* OBJECTIVE
Reproduce every entry below precisely; do not include the pictures.
** begin DATA FOR THE TASK **
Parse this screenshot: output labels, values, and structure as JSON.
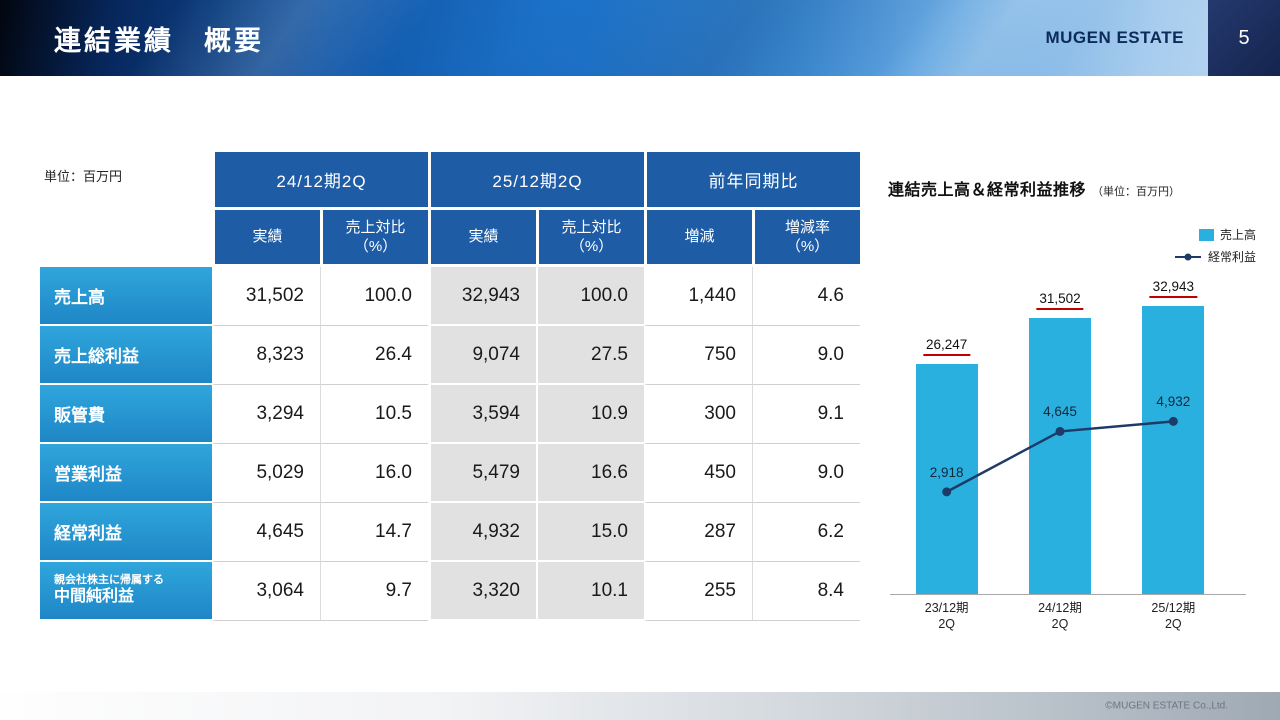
{
  "header": {
    "title": "連結業績　概要",
    "logo_text": "MUGEN ESTATE",
    "page_number": "5"
  },
  "table": {
    "unit_label": "単位：百万円",
    "column_groups": [
      "24/12期2Q",
      "25/12期2Q",
      "前年同期比"
    ],
    "sub_headers": [
      "実績",
      "売上対比\n（%）",
      "実績",
      "売上対比\n（%）",
      "増減",
      "増減率\n（%）"
    ],
    "rows": [
      {
        "label": "売上高",
        "values": [
          "31,502",
          "100.0",
          "32,943",
          "100.0",
          "1,440",
          "4.6"
        ]
      },
      {
        "label": "売上総利益",
        "values": [
          "8,323",
          "26.4",
          "9,074",
          "27.5",
          "750",
          "9.0"
        ]
      },
      {
        "label": "販管費",
        "values": [
          "3,294",
          "10.5",
          "3,594",
          "10.9",
          "300",
          "9.1"
        ]
      },
      {
        "label": "営業利益",
        "values": [
          "5,029",
          "16.0",
          "5,479",
          "16.6",
          "450",
          "9.0"
        ]
      },
      {
        "label": "経常利益",
        "values": [
          "4,645",
          "14.7",
          "4,932",
          "15.0",
          "287",
          "6.2"
        ]
      },
      {
        "label": "中間純利益",
        "label_small": "親会社株主に帰属する",
        "values": [
          "3,064",
          "9.7",
          "3,320",
          "10.1",
          "255",
          "8.4"
        ]
      }
    ]
  },
  "chart": {
    "title": "連結売上高＆経常利益推移",
    "unit_label": "（単位：百万円）"
  },
  "chart_data": {
    "type": "bar",
    "title": "連結売上高＆経常利益推移",
    "unit": "百万円",
    "categories": [
      "23/12期\n2Q",
      "24/12期\n2Q",
      "25/12期\n2Q"
    ],
    "series": [
      {
        "name": "売上高",
        "type": "bar",
        "values": [
          26247,
          31502,
          32943
        ],
        "labels": [
          "26,247",
          "31,502",
          "32,943"
        ],
        "color": "#29b0de"
      },
      {
        "name": "経常利益",
        "type": "line",
        "values": [
          2918,
          4645,
          4932
        ],
        "labels": [
          "2,918",
          "4,645",
          "4,932"
        ],
        "color": "#1d3a68"
      }
    ],
    "bar_axis_max": 36000,
    "line_axis_max": 9000,
    "legend_position": "top-right",
    "grid": false,
    "value_label_underline_color": "#c00000"
  },
  "footer": {
    "copyright": "©MUGEN ESTATE Co.,Ltd."
  },
  "colors": {
    "accent_red": "#c00000",
    "table_header_blue": "#1e5ca6",
    "row_label_gradient_top": "#2fa6dc",
    "row_label_gradient_bottom": "#1f86c6",
    "bar_cyan": "#29b0de",
    "line_navy": "#1d3a68"
  }
}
** end DATA FOR THE TASK **
* OUTPUT
Parse this screenshot: output labels, values, and structure as JSON.
{
  "header": {
    "title": "連結業績　概要",
    "logo_text": "MUGEN ESTATE",
    "page_number": "5"
  },
  "table": {
    "unit_label": "単位：百万円",
    "column_groups": [
      "24/12期2Q",
      "25/12期2Q",
      "前年同期比"
    ],
    "sub_headers": [
      "実績",
      "売上対比\n（%）",
      "実績",
      "売上対比\n（%）",
      "増減",
      "増減率\n（%）"
    ],
    "rows": [
      {
        "label": "売上高",
        "values": [
          "31,502",
          "100.0",
          "32,943",
          "100.0",
          "1,440",
          "4.6"
        ]
      },
      {
        "label": "売上総利益",
        "values": [
          "8,323",
          "26.4",
          "9,074",
          "27.5",
          "750",
          "9.0"
        ]
      },
      {
        "label": "販管費",
        "values": [
          "3,294",
          "10.5",
          "3,594",
          "10.9",
          "300",
          "9.1"
        ]
      },
      {
        "label": "営業利益",
        "values": [
          "5,029",
          "16.0",
          "5,479",
          "16.6",
          "450",
          "9.0"
        ]
      },
      {
        "label": "経常利益",
        "values": [
          "4,645",
          "14.7",
          "4,932",
          "15.0",
          "287",
          "6.2"
        ]
      },
      {
        "label": "中間純利益",
        "label_small": "親会社株主に帰属する",
        "values": [
          "3,064",
          "9.7",
          "3,320",
          "10.1",
          "255",
          "8.4"
        ]
      }
    ]
  },
  "chart": {
    "title": "連結売上高＆経常利益推移",
    "unit_label": "（単位：百万円）"
  },
  "chart_data": {
    "type": "bar",
    "title": "連結売上高＆経常利益推移",
    "unit": "百万円",
    "categories": [
      "23/12期\n2Q",
      "24/12期\n2Q",
      "25/12期\n2Q"
    ],
    "series": [
      {
        "name": "売上高",
        "type": "bar",
        "values": [
          26247,
          31502,
          32943
        ],
        "labels": [
          "26,247",
          "31,502",
          "32,943"
        ],
        "color": "#29b0de"
      },
      {
        "name": "経常利益",
        "type": "line",
        "values": [
          2918,
          4645,
          4932
        ],
        "labels": [
          "2,918",
          "4,645",
          "4,932"
        ],
        "color": "#1d3a68"
      }
    ],
    "bar_axis_max": 36000,
    "line_axis_max": 9000,
    "legend_position": "top-right",
    "grid": false,
    "value_label_underline_color": "#c00000"
  },
  "footer": {
    "copyright": "©MUGEN ESTATE Co.,Ltd."
  },
  "colors": {
    "accent_red": "#c00000",
    "table_header_blue": "#1e5ca6",
    "row_label_gradient_top": "#2fa6dc",
    "row_label_gradient_bottom": "#1f86c6",
    "bar_cyan": "#29b0de",
    "line_navy": "#1d3a68"
  }
}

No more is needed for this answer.